CorruptReplicasMap 存储文件系统中坏块的相关信息。一个数据块只有在它所有的副本都损坏的情况下才认为是坏的。当汇报一个数据块的副本时,我们隐藏任何坏的副本的消息。如果一个数据块有期望数据的好的副本,这些损坏的副本会被立即消除。
/**
* Stores information about all corrupt blocks in the File System.
* A Block is considered corrupt only if all of its replicas are
* corrupt. While reporting replicas of a Block, we hide any corrupt
* copies. These copies are removed once Block is found to have
* expected number of good replicas.
* Mapping: Block -> TreeSet<DatanodeDescriptor>
*/
数据块副本损坏的5个原因
/** The corruption reason code */
public static enum Reason {
NONE, // not specified.
ANY, // wildcard reason
GENSTAMP_MISMATCH, // mismatch in generation stamps
SIZE_MISMATCH, // mismatch in sizes
INVALID_STATE, // invalid state
CORRUPTION_REPORTED // client or datanode reported the corruption
}
以下数据结构存储损坏的数据块到数据结点和损坏原因的一个映射。
private final SortedMap<Block, Map<DatanodeDescriptor, Reason>> corruptReplicasMap =
new TreeMap<Block, Map<DatanodeDescriptor, Reason>>();
把数据结点的一个数据块标记成损坏的。

_所给信息:_
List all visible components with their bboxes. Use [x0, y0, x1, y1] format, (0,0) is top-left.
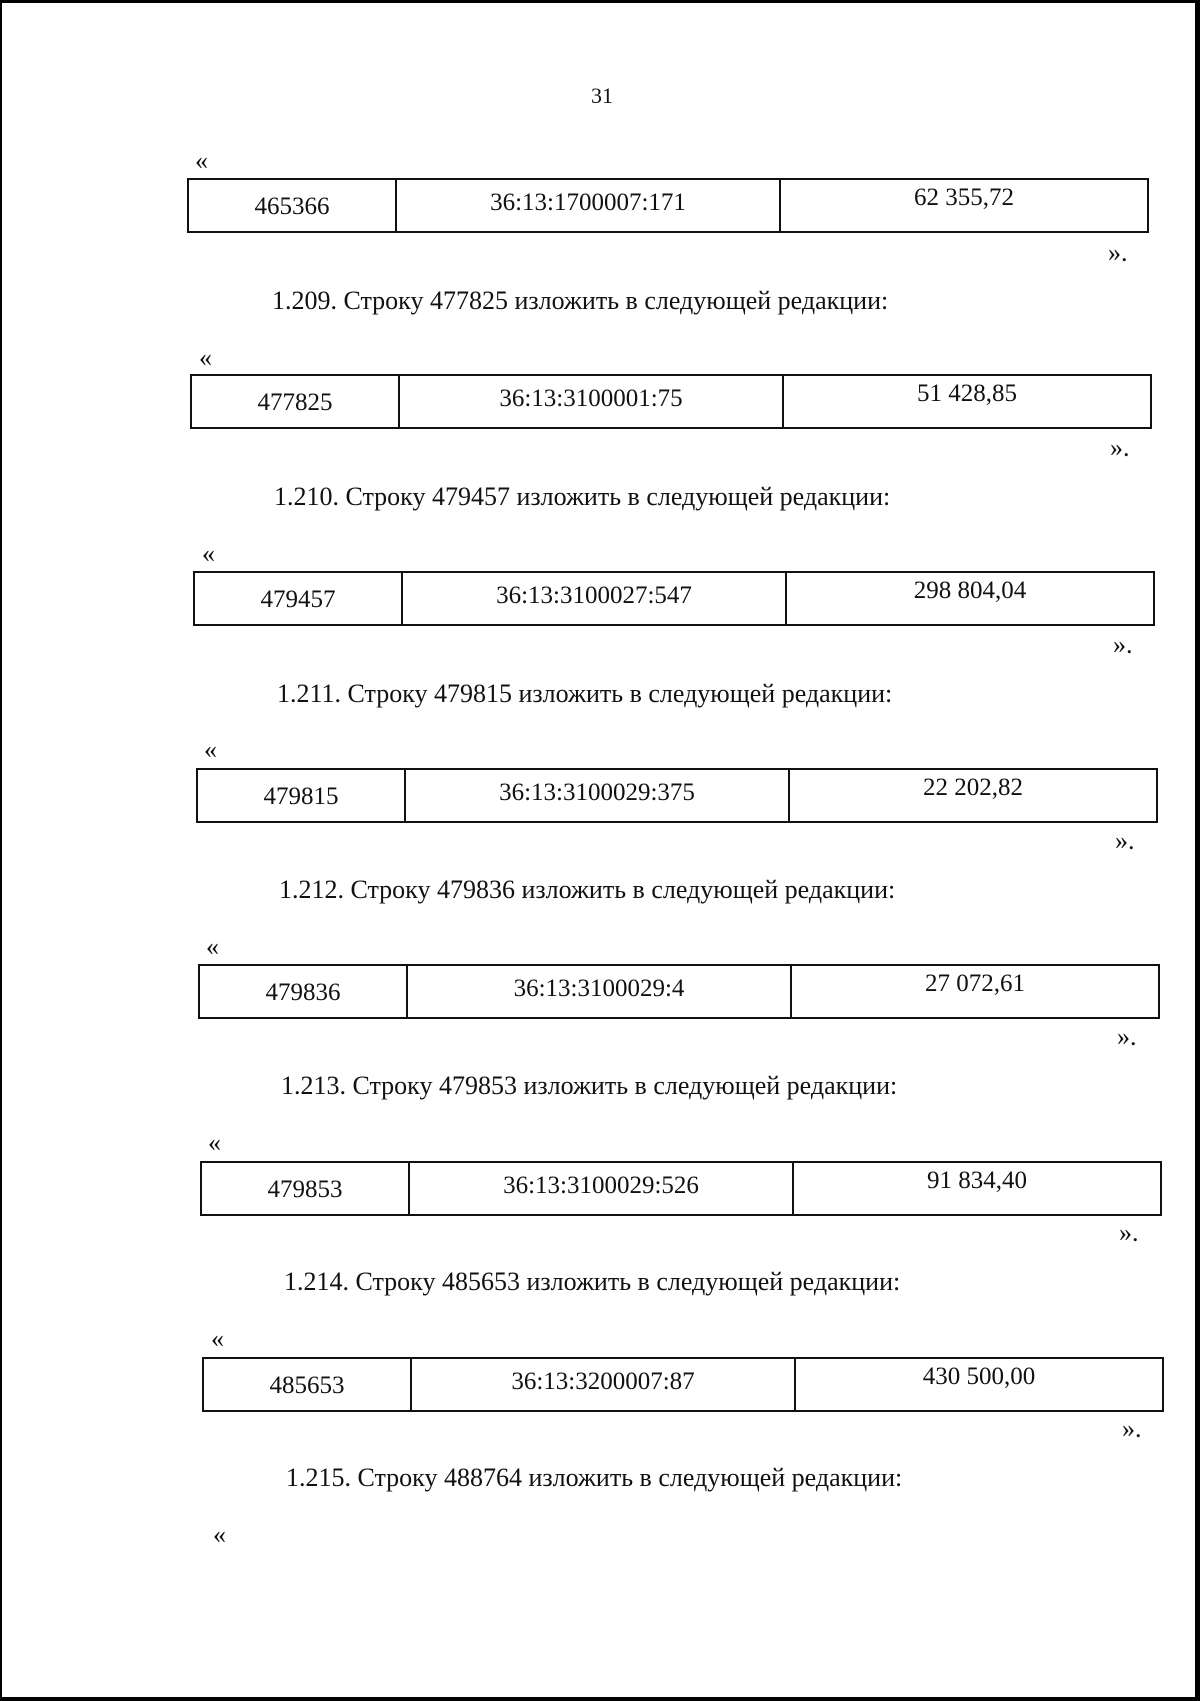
paragraph-heading: 1.209. Строку 477825 изложить в следующей редакции: — [272, 286, 889, 315]
table-row — [196, 768, 1158, 823]
value-cell — [790, 770, 1156, 821]
value-cell — [794, 1163, 1160, 1214]
cadastral-value: 27 072,61 — [925, 970, 1025, 997]
row-number-cell — [189, 180, 397, 231]
cadastral-cell — [403, 573, 787, 624]
closing-quote: ». — [1113, 630, 1133, 659]
opening-quote: « — [202, 539, 215, 568]
table-row — [187, 178, 1149, 233]
paragraph-heading: 1.215. Строку 488764 изложить в следующей редакции: — [286, 1463, 903, 1492]
opening-quote: « — [195, 146, 208, 175]
cadastral-number: 36:13:3100027:547 — [496, 582, 692, 609]
closing-quote: ». — [1108, 238, 1128, 267]
paragraph-heading: 1.213. Строку 479853 изложить в следующей редакции: — [281, 1071, 898, 1100]
cadastral-number: 36:13:1700007:171 — [490, 189, 686, 216]
cadastral-cell — [406, 770, 790, 821]
value-cell — [787, 573, 1153, 624]
page-number: 31 — [591, 83, 613, 108]
cadastral-number: 36:13:3100029:375 — [499, 779, 695, 806]
row-number: 477825 — [257, 389, 333, 416]
value-cell — [781, 180, 1147, 231]
row-number: 479457 — [260, 586, 336, 613]
table-row — [193, 571, 1155, 626]
cadastral-cell — [397, 180, 781, 231]
value-cell — [796, 1359, 1162, 1410]
paragraph-heading: 1.210. Строку 479457 изложить в следующей редакции: — [274, 482, 891, 511]
table-row — [198, 964, 1160, 1019]
opening-quote: « — [208, 1128, 221, 1157]
row-number-cell — [198, 770, 406, 821]
row-number-cell — [192, 376, 400, 427]
closing-quote: ». — [1117, 1022, 1137, 1051]
row-number: 479853 — [267, 1176, 343, 1203]
closing-quote: ». — [1115, 826, 1135, 855]
value-cell — [792, 966, 1158, 1017]
cadastral-cell — [412, 1359, 796, 1410]
row-number: 479836 — [265, 979, 341, 1006]
paragraph-heading: 1.211. Строку 479815 изложить в следующей редакции: — [277, 679, 893, 708]
cadastral-number: 36:13:3200007:87 — [511, 1368, 695, 1395]
cadastral-number: 36:13:3100029:4 — [513, 975, 685, 1002]
cadastral-value: 91 834,40 — [927, 1167, 1027, 1194]
row-number-cell — [195, 573, 403, 624]
cadastral-value: 430 500,00 — [922, 1363, 1036, 1390]
paragraph-heading: 1.212. Строку 479836 изложить в следующей редакции: — [279, 875, 896, 904]
row-number: 485653 — [269, 1372, 345, 1399]
cadastral-value: 22 202,82 — [923, 774, 1023, 801]
cadastral-value: 62 355,72 — [914, 184, 1014, 211]
opening-quote: « — [211, 1324, 224, 1353]
row-number: 479815 — [263, 783, 339, 810]
value-cell — [784, 376, 1150, 427]
document-page — [2, 3, 1195, 1697]
row-number: 465366 — [254, 193, 330, 220]
table-row — [190, 374, 1152, 429]
closing-quote: ». — [1122, 1414, 1142, 1443]
cadastral-value: 298 804,04 — [913, 577, 1027, 604]
opening-quote: « — [199, 343, 212, 372]
cadastral-cell — [410, 1163, 794, 1214]
table-row — [200, 1161, 1162, 1216]
cadastral-number: 36:13:3100001:75 — [499, 385, 683, 412]
opening-quote: « — [206, 932, 219, 961]
row-number-cell — [200, 966, 408, 1017]
row-number-cell — [202, 1163, 410, 1214]
table-row — [202, 1357, 1164, 1412]
cadastral-cell — [400, 376, 784, 427]
cadastral-cell — [408, 966, 792, 1017]
closing-quote: ». — [1110, 433, 1130, 462]
cadastral-value: 51 428,85 — [917, 380, 1017, 407]
closing-quote: ». — [1119, 1218, 1139, 1247]
opening-quote: « — [204, 735, 217, 764]
paragraph-heading: 1.214. Строку 485653 изложить в следующей редакции: — [284, 1267, 901, 1296]
cadastral-number: 36:13:3100029:526 — [503, 1172, 699, 1199]
row-number-cell — [204, 1359, 412, 1410]
opening-quote: « — [213, 1520, 226, 1549]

_任务要求:_
根据原文回答下列问题:
(a) 一个数据块在什么情况下才被认为是坏的?
(b) 哪一个损坏原因代码表示客户端或数据结点报告了损坏?
(c) corruptReplicasMap 用什么类来创建?
这些条目取自另一来源。

_参考答案:_
(a) 只有在它所有的副本都损坏时。
(b) CORRUPTION_REPORTED。
(c) TreeMap。